## TASK GOAL:
Transcribe all of the data exactly. Omit the pictures.

## Dataset rows about figures:
— begin —

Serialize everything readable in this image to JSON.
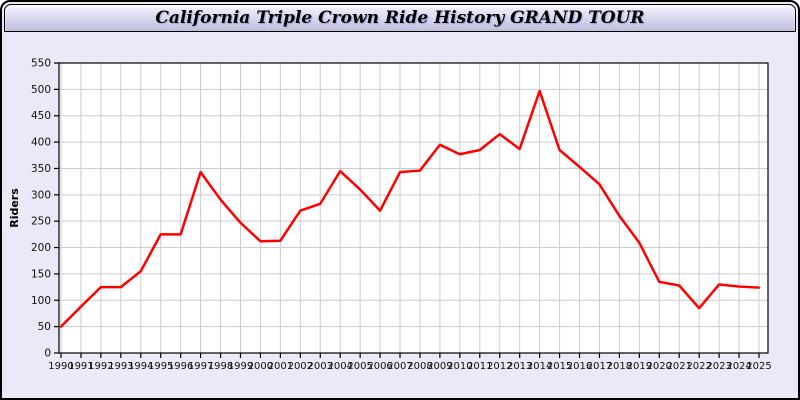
{
  "title": "California Triple Crown Ride History GRAND TOUR",
  "chart_data": {
    "type": "line",
    "title": "California Triple Crown Ride History GRAND TOUR",
    "xlabel": "",
    "ylabel": "Riders",
    "ylim": [
      0,
      550
    ],
    "ytick_step": 50,
    "grid": true,
    "legend_position": "none",
    "x": [
      1990,
      1991,
      1992,
      1993,
      1994,
      1995,
      1996,
      1997,
      1998,
      1999,
      2000,
      2001,
      2002,
      2003,
      2004,
      2005,
      2006,
      2007,
      2008,
      2009,
      2010,
      2011,
      2012,
      2013,
      2014,
      2015,
      2016,
      2017,
      2018,
      2019,
      2020,
      2021,
      2022,
      2023,
      2024,
      2025
    ],
    "series": [
      {
        "name": "Riders",
        "values": [
          50,
          88,
          125,
          125,
          155,
          225,
          225,
          343,
          291,
          247,
          212,
          213,
          270,
          283,
          345,
          310,
          270,
          343,
          346,
          395,
          377,
          385,
          415,
          387,
          497,
          385,
          353,
          320,
          260,
          209,
          135,
          128,
          85,
          130,
          126,
          124
        ]
      }
    ]
  },
  "colors": {
    "line": "#ff0000",
    "plot_background": "#ffffff",
    "grid": "#cccccc",
    "axis": "#000000",
    "tick_text": "#111111",
    "panel_background": "#e9e9f7"
  }
}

— end —

## SOLUTION TO THE PROBLEM:
Serialize everything readable in this image to JSON.
{
  "title": "California Triple Crown Ride History GRAND TOUR",
  "chart_data": {
    "type": "line",
    "title": "California Triple Crown Ride History GRAND TOUR",
    "xlabel": "",
    "ylabel": "Riders",
    "ylim": [
      0,
      550
    ],
    "ytick_step": 50,
    "grid": true,
    "legend_position": "none",
    "x": [
      1990,
      1991,
      1992,
      1993,
      1994,
      1995,
      1996,
      1997,
      1998,
      1999,
      2000,
      2001,
      2002,
      2003,
      2004,
      2005,
      2006,
      2007,
      2008,
      2009,
      2010,
      2011,
      2012,
      2013,
      2014,
      2015,
      2016,
      2017,
      2018,
      2019,
      2020,
      2021,
      2022,
      2023,
      2024,
      2025
    ],
    "series": [
      {
        "name": "Riders",
        "values": [
          50,
          88,
          125,
          125,
          155,
          225,
          225,
          343,
          291,
          247,
          212,
          213,
          270,
          283,
          345,
          310,
          270,
          343,
          346,
          395,
          377,
          385,
          415,
          387,
          497,
          385,
          353,
          320,
          260,
          209,
          135,
          128,
          85,
          130,
          126,
          124
        ]
      }
    ]
  },
  "colors": {
    "line": "#ff0000",
    "plot_background": "#ffffff",
    "grid": "#cccccc",
    "axis": "#000000",
    "tick_text": "#111111",
    "panel_background": "#e9e9f7"
  }
}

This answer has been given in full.